§ **Task brief**:
Output every record below exactly as it appears.

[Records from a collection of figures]

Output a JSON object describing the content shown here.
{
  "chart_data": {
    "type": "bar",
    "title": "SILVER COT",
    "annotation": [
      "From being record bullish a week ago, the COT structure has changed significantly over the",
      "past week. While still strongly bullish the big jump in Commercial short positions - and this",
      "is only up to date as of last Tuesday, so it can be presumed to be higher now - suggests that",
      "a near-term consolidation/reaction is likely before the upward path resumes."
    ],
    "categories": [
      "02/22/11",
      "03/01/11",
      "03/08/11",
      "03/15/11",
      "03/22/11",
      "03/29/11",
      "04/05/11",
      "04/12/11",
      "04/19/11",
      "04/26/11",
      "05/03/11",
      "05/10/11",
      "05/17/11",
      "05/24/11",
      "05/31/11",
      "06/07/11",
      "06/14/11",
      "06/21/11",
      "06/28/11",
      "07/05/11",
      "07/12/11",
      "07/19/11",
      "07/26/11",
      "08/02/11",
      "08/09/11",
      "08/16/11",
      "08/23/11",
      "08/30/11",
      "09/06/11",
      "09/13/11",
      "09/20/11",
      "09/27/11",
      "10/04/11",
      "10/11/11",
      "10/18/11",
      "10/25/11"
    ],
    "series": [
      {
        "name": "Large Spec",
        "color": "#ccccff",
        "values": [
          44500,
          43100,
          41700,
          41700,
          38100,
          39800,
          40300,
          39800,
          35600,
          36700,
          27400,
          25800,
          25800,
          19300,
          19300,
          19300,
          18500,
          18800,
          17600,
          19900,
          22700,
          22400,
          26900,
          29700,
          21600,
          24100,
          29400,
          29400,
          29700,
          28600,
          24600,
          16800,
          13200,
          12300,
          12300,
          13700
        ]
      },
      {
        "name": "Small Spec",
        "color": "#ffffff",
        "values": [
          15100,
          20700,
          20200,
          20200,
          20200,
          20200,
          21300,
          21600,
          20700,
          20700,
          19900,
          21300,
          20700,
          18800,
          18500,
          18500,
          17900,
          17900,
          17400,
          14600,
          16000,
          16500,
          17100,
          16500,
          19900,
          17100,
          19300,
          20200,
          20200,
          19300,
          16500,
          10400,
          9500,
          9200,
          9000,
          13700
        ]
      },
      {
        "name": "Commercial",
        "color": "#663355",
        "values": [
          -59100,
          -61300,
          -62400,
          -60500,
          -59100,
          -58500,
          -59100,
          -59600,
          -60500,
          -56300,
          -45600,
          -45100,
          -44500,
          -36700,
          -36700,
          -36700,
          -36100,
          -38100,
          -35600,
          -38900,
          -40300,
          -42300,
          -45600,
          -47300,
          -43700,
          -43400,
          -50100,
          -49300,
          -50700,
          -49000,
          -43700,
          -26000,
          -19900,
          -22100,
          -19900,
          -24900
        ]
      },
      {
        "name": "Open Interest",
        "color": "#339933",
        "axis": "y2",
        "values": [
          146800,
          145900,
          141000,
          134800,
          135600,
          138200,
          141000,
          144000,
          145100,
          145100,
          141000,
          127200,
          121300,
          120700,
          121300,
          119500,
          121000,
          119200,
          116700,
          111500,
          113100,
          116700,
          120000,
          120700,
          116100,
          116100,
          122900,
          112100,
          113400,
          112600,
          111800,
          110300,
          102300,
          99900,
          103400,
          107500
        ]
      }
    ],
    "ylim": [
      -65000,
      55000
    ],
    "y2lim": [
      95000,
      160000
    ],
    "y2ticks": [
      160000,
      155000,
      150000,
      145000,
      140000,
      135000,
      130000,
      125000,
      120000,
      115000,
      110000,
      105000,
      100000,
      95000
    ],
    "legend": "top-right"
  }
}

§ **Exercise output**:
Output a JSON object describing the content shown here.
{
  "chart_data": {
    "type": "bar",
    "title": "SILVER COT",
    "annotation": [
      "From being record bullish a week ago, the COT structure has changed significantly over the",
      "past week. While still strongly bullish the big jump in Commercial short positions - and this",
      "is only up to date as of last Tuesday, so it can be presumed to be higher now - suggests that",
      "a near-term consolidation/reaction is likely before the upward path resumes."
    ],
    "categories": [
      "02/22/11",
      "03/01/11",
      "03/08/11",
      "03/15/11",
      "03/22/11",
      "03/29/11",
      "04/05/11",
      "04/12/11",
      "04/19/11",
      "04/26/11",
      "05/03/11",
      "05/10/11",
      "05/17/11",
      "05/24/11",
      "05/31/11",
      "06/07/11",
      "06/14/11",
      "06/21/11",
      "06/28/11",
      "07/05/11",
      "07/12/11",
      "07/19/11",
      "07/26/11",
      "08/02/11",
      "08/09/11",
      "08/16/11",
      "08/23/11",
      "08/30/11",
      "09/06/11",
      "09/13/11",
      "09/20/11",
      "09/27/11",
      "10/04/11",
      "10/11/11",
      "10/18/11",
      "10/25/11"
    ],
    "series": [
      {
        "name": "Large Spec",
        "color": "#ccccff",
        "values": [
          44500,
          43100,
          41700,
          41700,
          38100,
          39800,
          40300,
          39800,
          35600,
          36700,
          27400,
          25800,
          25800,
          19300,
          19300,
          19300,
          18500,
          18800,
          17600,
          19900,
          22700,
          22400,
          26900,
          29700,
          21600,
          24100,
          29400,
          29400,
          29700,
          28600,
          24600,
          16800,
          13200,
          12300,
          12300,
          13700
        ]
      },
      {
        "name": "Small Spec",
        "color": "#ffffff",
        "values": [
          15100,
          20700,
          20200,
          20200,
          20200,
          20200,
          21300,
          21600,
          20700,
          20700,
          19900,
          21300,
          20700,
          18800,
          18500,
          18500,
          17900,
          17900,
          17400,
          14600,
          16000,
          16500,
          17100,
          16500,
          19900,
          17100,
          19300,
          20200,
          20200,
          19300,
          16500,
          10400,
          9500,
          9200,
          9000,
          13700
        ]
      },
      {
        "name": "Commercial",
        "color": "#663355",
        "values": [
          -59100,
          -61300,
          -62400,
          -60500,
          -59100,
          -58500,
          -59100,
          -59600,
          -60500,
          -56300,
          -45600,
          -45100,
          -44500,
          -36700,
          -36700,
          -36700,
          -36100,
          -38100,
          -35600,
          -38900,
          -40300,
          -42300,
          -45600,
          -47300,
          -43700,
          -43400,
          -50100,
          -49300,
          -50700,
          -49000,
          -43700,
          -26000,
          -19900,
          -22100,
          -19900,
          -24900
        ]
      },
      {
        "name": "Open Interest",
        "color": "#339933",
        "axis": "y2",
        "values": [
          146800,
          145900,
          141000,
          134800,
          135600,
          138200,
          141000,
          144000,
          145100,
          145100,
          141000,
          127200,
          121300,
          120700,
          121300,
          119500,
          121000,
          119200,
          116700,
          111500,
          113100,
          116700,
          120000,
          120700,
          116100,
          116100,
          122900,
          112100,
          113400,
          112600,
          111800,
          110300,
          102300,
          99900,
          103400,
          107500
        ]
      }
    ],
    "ylim": [
      -65000,
      55000
    ],
    "y2lim": [
      95000,
      160000
    ],
    "y2ticks": [
      160000,
      155000,
      150000,
      145000,
      140000,
      135000,
      130000,
      125000,
      120000,
      115000,
      110000,
      105000,
      100000,
      95000
    ],
    "legend": "top-right"
  }
}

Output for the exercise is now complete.